- _EXERCISE AIM_
Copy each line exactly. Leave nothing out.

- _INPUT DATA_
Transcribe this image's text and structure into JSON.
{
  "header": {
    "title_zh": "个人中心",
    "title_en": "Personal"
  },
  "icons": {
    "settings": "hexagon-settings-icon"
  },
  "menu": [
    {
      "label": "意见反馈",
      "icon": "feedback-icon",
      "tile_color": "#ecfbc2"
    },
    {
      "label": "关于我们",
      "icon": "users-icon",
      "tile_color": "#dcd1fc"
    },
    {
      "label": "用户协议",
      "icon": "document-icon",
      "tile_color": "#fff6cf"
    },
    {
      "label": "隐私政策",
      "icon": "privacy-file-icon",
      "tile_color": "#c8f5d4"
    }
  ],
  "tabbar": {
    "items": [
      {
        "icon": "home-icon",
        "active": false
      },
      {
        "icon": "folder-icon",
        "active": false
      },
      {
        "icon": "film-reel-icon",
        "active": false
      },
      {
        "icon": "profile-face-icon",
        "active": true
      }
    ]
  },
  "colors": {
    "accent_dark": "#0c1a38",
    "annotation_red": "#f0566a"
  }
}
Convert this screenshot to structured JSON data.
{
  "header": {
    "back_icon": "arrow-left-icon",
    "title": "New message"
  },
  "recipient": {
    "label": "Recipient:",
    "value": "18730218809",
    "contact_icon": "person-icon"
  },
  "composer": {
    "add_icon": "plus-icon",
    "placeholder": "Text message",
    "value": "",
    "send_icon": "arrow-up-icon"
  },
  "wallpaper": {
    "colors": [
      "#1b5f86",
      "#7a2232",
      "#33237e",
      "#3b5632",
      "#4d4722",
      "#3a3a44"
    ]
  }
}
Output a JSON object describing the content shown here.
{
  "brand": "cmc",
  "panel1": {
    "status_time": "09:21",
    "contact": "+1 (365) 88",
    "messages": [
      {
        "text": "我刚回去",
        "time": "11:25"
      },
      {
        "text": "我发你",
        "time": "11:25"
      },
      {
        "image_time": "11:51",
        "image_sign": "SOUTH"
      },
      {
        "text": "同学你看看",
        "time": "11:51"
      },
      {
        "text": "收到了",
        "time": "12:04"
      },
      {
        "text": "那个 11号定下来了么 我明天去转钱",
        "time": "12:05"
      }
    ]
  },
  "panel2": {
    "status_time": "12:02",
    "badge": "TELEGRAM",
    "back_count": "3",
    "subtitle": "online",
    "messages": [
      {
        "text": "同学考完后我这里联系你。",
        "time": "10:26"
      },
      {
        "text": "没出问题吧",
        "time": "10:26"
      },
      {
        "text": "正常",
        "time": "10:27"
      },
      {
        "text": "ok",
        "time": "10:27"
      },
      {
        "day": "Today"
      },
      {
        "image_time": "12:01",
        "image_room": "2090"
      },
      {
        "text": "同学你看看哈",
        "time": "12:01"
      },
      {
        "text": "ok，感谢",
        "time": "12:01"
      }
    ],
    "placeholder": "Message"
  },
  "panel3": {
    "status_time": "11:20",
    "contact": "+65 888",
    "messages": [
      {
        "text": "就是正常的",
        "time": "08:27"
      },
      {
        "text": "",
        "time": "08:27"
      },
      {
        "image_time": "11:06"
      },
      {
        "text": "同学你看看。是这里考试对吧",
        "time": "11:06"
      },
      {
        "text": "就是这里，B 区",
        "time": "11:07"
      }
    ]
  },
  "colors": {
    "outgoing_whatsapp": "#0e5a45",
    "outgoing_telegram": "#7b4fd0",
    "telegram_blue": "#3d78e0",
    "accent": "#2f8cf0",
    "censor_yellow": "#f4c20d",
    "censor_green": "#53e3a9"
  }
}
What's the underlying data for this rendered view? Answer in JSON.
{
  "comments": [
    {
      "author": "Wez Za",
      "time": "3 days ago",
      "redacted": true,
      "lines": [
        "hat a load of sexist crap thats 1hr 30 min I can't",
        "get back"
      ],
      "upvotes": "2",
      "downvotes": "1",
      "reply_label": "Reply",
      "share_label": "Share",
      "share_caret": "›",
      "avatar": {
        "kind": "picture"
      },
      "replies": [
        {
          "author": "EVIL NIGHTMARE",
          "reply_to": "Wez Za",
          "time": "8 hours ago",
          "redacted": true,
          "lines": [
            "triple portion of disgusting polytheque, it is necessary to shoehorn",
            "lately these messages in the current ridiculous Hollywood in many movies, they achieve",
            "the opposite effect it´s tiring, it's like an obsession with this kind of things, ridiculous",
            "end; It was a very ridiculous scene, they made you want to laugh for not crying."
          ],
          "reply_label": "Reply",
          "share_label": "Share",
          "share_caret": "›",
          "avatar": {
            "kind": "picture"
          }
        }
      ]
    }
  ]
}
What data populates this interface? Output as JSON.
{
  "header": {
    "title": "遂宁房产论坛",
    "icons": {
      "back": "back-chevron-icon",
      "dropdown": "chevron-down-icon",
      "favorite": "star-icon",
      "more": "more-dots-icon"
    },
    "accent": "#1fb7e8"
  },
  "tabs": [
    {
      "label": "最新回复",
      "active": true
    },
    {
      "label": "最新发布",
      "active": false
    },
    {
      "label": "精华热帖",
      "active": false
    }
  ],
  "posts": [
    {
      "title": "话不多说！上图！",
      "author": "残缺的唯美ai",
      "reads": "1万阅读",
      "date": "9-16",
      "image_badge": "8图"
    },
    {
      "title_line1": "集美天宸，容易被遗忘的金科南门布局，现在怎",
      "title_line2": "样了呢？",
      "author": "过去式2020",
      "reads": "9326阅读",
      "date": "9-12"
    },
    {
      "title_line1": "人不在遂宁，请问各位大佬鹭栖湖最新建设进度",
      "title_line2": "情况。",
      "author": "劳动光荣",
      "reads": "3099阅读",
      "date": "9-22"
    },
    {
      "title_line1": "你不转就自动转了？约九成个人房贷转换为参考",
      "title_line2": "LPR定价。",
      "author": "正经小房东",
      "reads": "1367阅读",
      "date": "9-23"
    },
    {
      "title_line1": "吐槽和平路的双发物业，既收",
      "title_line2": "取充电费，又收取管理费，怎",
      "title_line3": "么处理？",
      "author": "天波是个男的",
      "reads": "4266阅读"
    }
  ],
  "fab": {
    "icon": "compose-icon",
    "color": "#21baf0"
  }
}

- _THE ANSWER_
Transcribe this image's text and structure into JSON.
{
  "header": {
    "title_zh": "个人中心",
    "title_en": "Personal"
  },
  "icons": {
    "settings": "hexagon-settings-icon"
  },
  "menu": [
    {
      "label": "意见反馈",
      "icon": "feedback-icon",
      "tile_color": "#ecfbc2"
    },
    {
      "label": "关于我们",
      "icon": "users-icon",
      "tile_color": "#dcd1fc"
    },
    {
      "label": "用户协议",
      "icon": "document-icon",
      "tile_color": "#fff6cf"
    },
    {
      "label": "隐私政策",
      "icon": "privacy-file-icon",
      "tile_color": "#c8f5d4"
    }
  ],
  "tabbar": {
    "items": [
      {
        "icon": "home-icon",
        "active": false
      },
      {
        "icon": "folder-icon",
        "active": false
      },
      {
        "icon": "film-reel-icon",
        "active": false
      },
      {
        "icon": "profile-face-icon",
        "active": true
      }
    ]
  },
  "colors": {
    "accent_dark": "#0c1a38",
    "annotation_red": "#f0566a"
  }
}
Convert this screenshot to structured JSON data.
{
  "header": {
    "back_icon": "arrow-left-icon",
    "title": "New message"
  },
  "recipient": {
    "label": "Recipient:",
    "value": "18730218809",
    "contact_icon": "person-icon"
  },
  "composer": {
    "add_icon": "plus-icon",
    "placeholder": "Text message",
    "value": "",
    "send_icon": "arrow-up-icon"
  },
  "wallpaper": {
    "colors": [
      "#1b5f86",
      "#7a2232",
      "#33237e",
      "#3b5632",
      "#4d4722",
      "#3a3a44"
    ]
  }
}
Output a JSON object describing the content shown here.
{
  "brand": "cmc",
  "panel1": {
    "status_time": "09:21",
    "contact": "+1 (365) 88",
    "messages": [
      {
        "text": "我刚回去",
        "time": "11:25"
      },
      {
        "text": "我发你",
        "time": "11:25"
      },
      {
        "image_time": "11:51",
        "image_sign": "SOUTH"
      },
      {
        "text": "同学你看看",
        "time": "11:51"
      },
      {
        "text": "收到了",
        "time": "12:04"
      },
      {
        "text": "那个 11号定下来了么 我明天去转钱",
        "time": "12:05"
      }
    ]
  },
  "panel2": {
    "status_time": "12:02",
    "badge": "TELEGRAM",
    "back_count": "3",
    "subtitle": "online",
    "messages": [
      {
        "text": "同学考完后我这里联系你。",
        "time": "10:26"
      },
      {
        "text": "没出问题吧",
        "time": "10:26"
      },
      {
        "text": "正常",
        "time": "10:27"
      },
      {
        "text": "ok",
        "time": "10:27"
      },
      {
        "day": "Today"
      },
      {
        "image_time": "12:01",
        "image_room": "2090"
      },
      {
        "text": "同学你看看哈",
        "time": "12:01"
      },
      {
        "text": "ok，感谢",
        "time": "12:01"
      }
    ],
    "placeholder": "Message"
  },
  "panel3": {
    "status_time": "11:20",
    "contact": "+65 888",
    "messages": [
      {
        "text": "就是正常的",
        "time": "08:27"
      },
      {
        "text": "",
        "time": "08:27"
      },
      {
        "image_time": "11:06"
      },
      {
        "text": "同学你看看。是这里考试对吧",
        "time": "11:06"
      },
      {
        "text": "就是这里，B 区",
        "time": "11:07"
      }
    ]
  },
  "colors": {
    "outgoing_whatsapp": "#0e5a45",
    "outgoing_telegram": "#7b4fd0",
    "telegram_blue": "#3d78e0",
    "accent": "#2f8cf0",
    "censor_yellow": "#f4c20d",
    "censor_green": "#53e3a9"
  }
}
What's the underlying data for this rendered view? Answer in JSON.
{
  "comments": [
    {
      "author": "Wez Za",
      "time": "3 days ago",
      "redacted": true,
      "lines": [
        "hat a load of sexist crap thats 1hr 30 min I can't",
        "get back"
      ],
      "upvotes": "2",
      "downvotes": "1",
      "reply_label": "Reply",
      "share_label": "Share",
      "share_caret": "›",
      "avatar": {
        "kind": "picture"
      },
      "replies": [
        {
          "author": "EVIL NIGHTMARE",
          "reply_to": "Wez Za",
          "time": "8 hours ago",
          "redacted": true,
          "lines": [
            "triple portion of disgusting polytheque, it is necessary to shoehorn",
            "lately these messages in the current ridiculous Hollywood in many movies, they achieve",
            "the opposite effect it´s tiring, it's like an obsession with this kind of things, ridiculous",
            "end; It was a very ridiculous scene, they made you want to laugh for not crying."
          ],
          "reply_label": "Reply",
          "share_label": "Share",
          "share_caret": "›",
          "avatar": {
            "kind": "picture"
          }
        }
      ]
    }
  ]
}
What data populates this interface? Output as JSON.
{
  "header": {
    "title": "遂宁房产论坛",
    "icons": {
      "back": "back-chevron-icon",
      "dropdown": "chevron-down-icon",
      "favorite": "star-icon",
      "more": "more-dots-icon"
    },
    "accent": "#1fb7e8"
  },
  "tabs": [
    {
      "label": "最新回复",
      "active": true
    },
    {
      "label": "最新发布",
      "active": false
    },
    {
      "label": "精华热帖",
      "active": false
    }
  ],
  "posts": [
    {
      "title": "话不多说！上图！",
      "author": "残缺的唯美ai",
      "reads": "1万阅读",
      "date": "9-16",
      "image_badge": "8图"
    },
    {
      "title_line1": "集美天宸，容易被遗忘的金科南门布局，现在怎",
      "title_line2": "样了呢？",
      "author": "过去式2020",
      "reads": "9326阅读",
      "date": "9-12"
    },
    {
      "title_line1": "人不在遂宁，请问各位大佬鹭栖湖最新建设进度",
      "title_line2": "情况。",
      "author": "劳动光荣",
      "reads": "3099阅读",
      "date": "9-22"
    },
    {
      "title_line1": "你不转就自动转了？约九成个人房贷转换为参考",
      "title_line2": "LPR定价。",
      "author": "正经小房东",
      "reads": "1367阅读",
      "date": "9-23"
    },
    {
      "title_line1": "吐槽和平路的双发物业，既收",
      "title_line2": "取充电费，又收取管理费，怎",
      "title_line3": "么处理？",
      "author": "天波是个男的",
      "reads": "4266阅读"
    }
  ],
  "fab": {
    "icon": "compose-icon",
    "color": "#21baf0"
  }
}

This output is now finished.